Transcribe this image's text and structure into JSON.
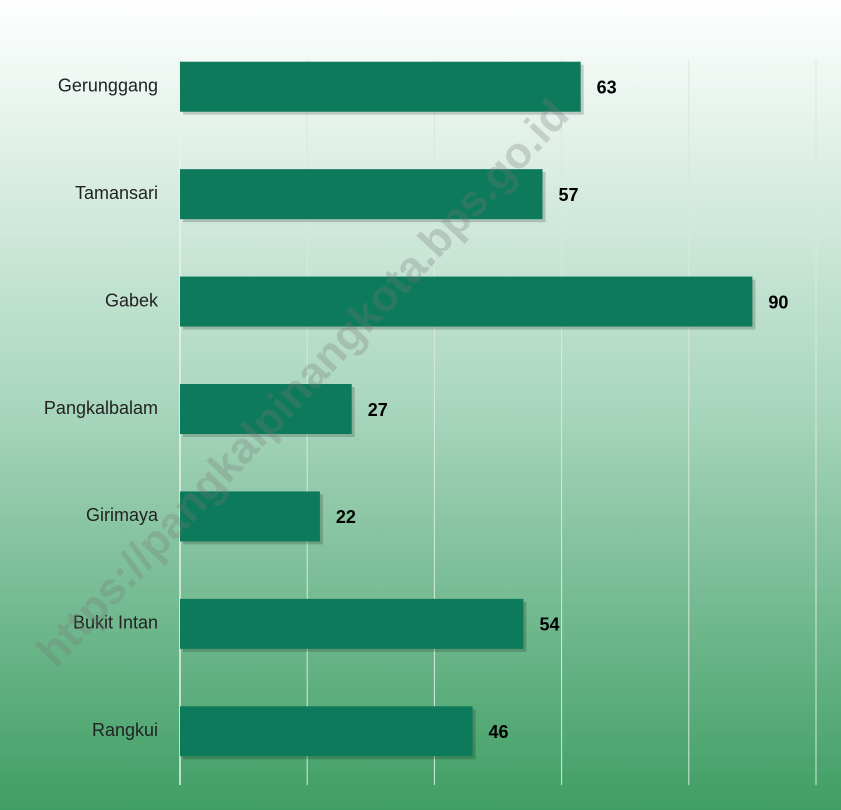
{
  "chart_data": {
    "type": "bar",
    "orientation": "horizontal",
    "categories": [
      "Gerunggang",
      "Tamansari",
      "Gabek",
      "Pangkalbalam",
      "Girimaya",
      "Bukit Intan",
      "Rangkui"
    ],
    "values": [
      63,
      57,
      90,
      27,
      22,
      54,
      46
    ],
    "color": "#0e7a5c",
    "xlim": [
      0,
      100
    ],
    "xticks": [
      0,
      20,
      40,
      60,
      80,
      100
    ],
    "grid": true,
    "watermark": "https://pangkalpinangkota.bps.go.id"
  }
}
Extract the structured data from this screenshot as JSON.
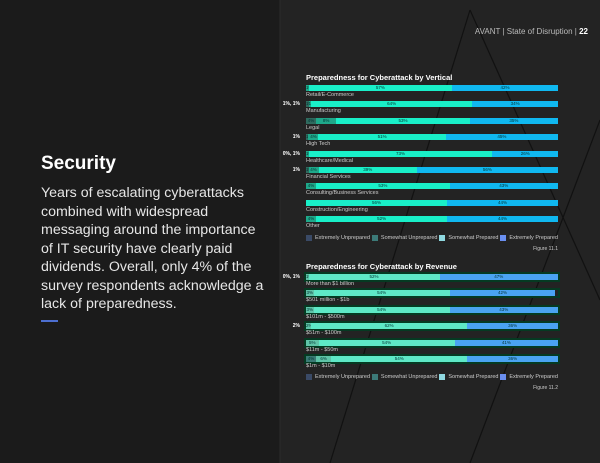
{
  "header": {
    "brand": "AVANT",
    "title": "State of Disruption",
    "page": "22"
  },
  "section": {
    "title": "Security",
    "body": "Years of escalating cyberattacks combined with widespread messaging around the importance of IT security have clearly paid dividends. Overall, only 4% of the survey respondents acknowledge a lack of preparedness."
  },
  "legend": [
    "Extremely Unprepared",
    "Somewhat Unprepared",
    "Somewhat Prepared",
    "Extremely Prepared"
  ],
  "chart_data": [
    {
      "type": "bar",
      "stacked": true,
      "orientation": "horizontal",
      "title": "Preparedness for Cyberattack by Vertical",
      "figure": "Figure 11.1",
      "colors": [
        "#2f6a5e",
        "#1fa88a",
        "#19efc8",
        "#10b8f0"
      ],
      "categories": [
        "Retail/E-Commerce",
        "Manufacturing",
        "Legal",
        "High Tech",
        "Healthcare/Medical",
        "Financial Services",
        "Consulting/Business Services",
        "Construction/Engineering",
        "Other"
      ],
      "outside_labels": [
        "",
        "1%, 1%",
        "",
        "1%",
        "0%, 1%",
        "1%",
        "",
        "",
        ""
      ],
      "series": [
        {
          "name": "Extremely Unprepared",
          "values": [
            0,
            1,
            4,
            1,
            0,
            1,
            0,
            0,
            0
          ]
        },
        {
          "name": "Somewhat Unprepared",
          "values": [
            1,
            1,
            8,
            4,
            1,
            4,
            4,
            0,
            4
          ]
        },
        {
          "name": "Somewhat Prepared",
          "values": [
            57,
            64,
            53,
            51,
            73,
            39,
            53,
            56,
            52
          ]
        },
        {
          "name": "Extremely Prepared",
          "values": [
            42,
            34,
            35,
            45,
            26,
            56,
            43,
            44,
            44
          ]
        }
      ]
    },
    {
      "type": "bar",
      "stacked": true,
      "orientation": "horizontal",
      "title": "Preparedness for Cyberattack by Revenue",
      "figure": "Figure 11.2",
      "colors": [
        "#3a7a74",
        "#5fc4a8",
        "#5ee8c6",
        "#4aa3f2"
      ],
      "categories": [
        "More than $1 billion",
        "$501 million - $1b",
        "$101m - $500m",
        "$51m - $100m",
        "$11m - $50m",
        "$1m - $10m"
      ],
      "outside_labels": [
        "0%, 1%",
        "",
        "",
        "2%",
        "",
        ""
      ],
      "series": [
        {
          "name": "Extremely Unprepared",
          "values": [
            0,
            0,
            0,
            0,
            0,
            4
          ]
        },
        {
          "name": "Somewhat Unprepared",
          "values": [
            1,
            3,
            3,
            2,
            5,
            6
          ]
        },
        {
          "name": "Somewhat Prepared",
          "values": [
            52,
            54,
            54,
            62,
            54,
            54
          ]
        },
        {
          "name": "Extremely Prepared",
          "values": [
            47,
            42,
            43,
            36,
            41,
            36
          ]
        }
      ]
    }
  ]
}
★ ★ ★
Stated goal: Restate each line of the records exactly; pictures do not belong in the copy.

Expected answer:
Transcribe this image's text and structure into JSON.
{
  "chart_data": {
    "type": "bar",
    "orientation": "horizontal",
    "categories": [
      "Gerunggang",
      "Tamansari",
      "Gabek",
      "Pangkalbalam",
      "Girimaya",
      "Bukit Intan",
      "Rangkui"
    ],
    "values": [
      63,
      57,
      90,
      27,
      22,
      54,
      46
    ],
    "color": "#0e7a5c",
    "xlim": [
      0,
      100
    ],
    "xticks": [
      0,
      20,
      40,
      60,
      80,
      100
    ],
    "grid": true,
    "watermark": "https://pangkalpinangkota.bps.go.id"
  }
}
Extract the structured data from this screenshot as JSON.
{
  "header": {
    "brand": "AVANT",
    "title": "State of Disruption",
    "page": "22"
  },
  "section": {
    "title": "Security",
    "body": "Years of escalating cyberattacks combined with widespread messaging around the importance of IT security have clearly paid dividends. Overall, only 4% of the survey respondents acknowledge a lack of preparedness."
  },
  "legend": [
    "Extremely Unprepared",
    "Somewhat Unprepared",
    "Somewhat Prepared",
    "Extremely Prepared"
  ],
  "chart_data": [
    {
      "type": "bar",
      "stacked": true,
      "orientation": "horizontal",
      "title": "Preparedness for Cyberattack by Vertical",
      "figure": "Figure 11.1",
      "colors": [
        "#2f6a5e",
        "#1fa88a",
        "#19efc8",
        "#10b8f0"
      ],
      "categories": [
        "Retail/E-Commerce",
        "Manufacturing",
        "Legal",
        "High Tech",
        "Healthcare/Medical",
        "Financial Services",
        "Consulting/Business Services",
        "Construction/Engineering",
        "Other"
      ],
      "outside_labels": [
        "",
        "1%, 1%",
        "",
        "1%",
        "0%, 1%",
        "1%",
        "",
        "",
        ""
      ],
      "series": [
        {
          "name": "Extremely Unprepared",
          "values": [
            0,
            1,
            4,
            1,
            0,
            1,
            0,
            0,
            0
          ]
        },
        {
          "name": "Somewhat Unprepared",
          "values": [
            1,
            1,
            8,
            4,
            1,
            4,
            4,
            0,
            4
          ]
        },
        {
          "name": "Somewhat Prepared",
          "values": [
            57,
            64,
            53,
            51,
            73,
            39,
            53,
            56,
            52
          ]
        },
        {
          "name": "Extremely Prepared",
          "values": [
            42,
            34,
            35,
            45,
            26,
            56,
            43,
            44,
            44
          ]
        }
      ]
    },
    {
      "type": "bar",
      "stacked": true,
      "orientation": "horizontal",
      "title": "Preparedness for Cyberattack by Revenue",
      "figure": "Figure 11.2",
      "colors": [
        "#3a7a74",
        "#5fc4a8",
        "#5ee8c6",
        "#4aa3f2"
      ],
      "categories": [
        "More than $1 billion",
        "$501 million - $1b",
        "$101m - $500m",
        "$51m - $100m",
        "$11m - $50m",
        "$1m - $10m"
      ],
      "outside_labels": [
        "0%, 1%",
        "",
        "",
        "2%",
        "",
        ""
      ],
      "series": [
        {
          "name": "Extremely Unprepared",
          "values": [
            0,
            0,
            0,
            0,
            0,
            4
          ]
        },
        {
          "name": "Somewhat Unprepared",
          "values": [
            1,
            3,
            3,
            2,
            5,
            6
          ]
        },
        {
          "name": "Somewhat Prepared",
          "values": [
            52,
            54,
            54,
            62,
            54,
            54
          ]
        },
        {
          "name": "Extremely Prepared",
          "values": [
            47,
            42,
            43,
            36,
            41,
            36
          ]
        }
      ]
    }
  ]
}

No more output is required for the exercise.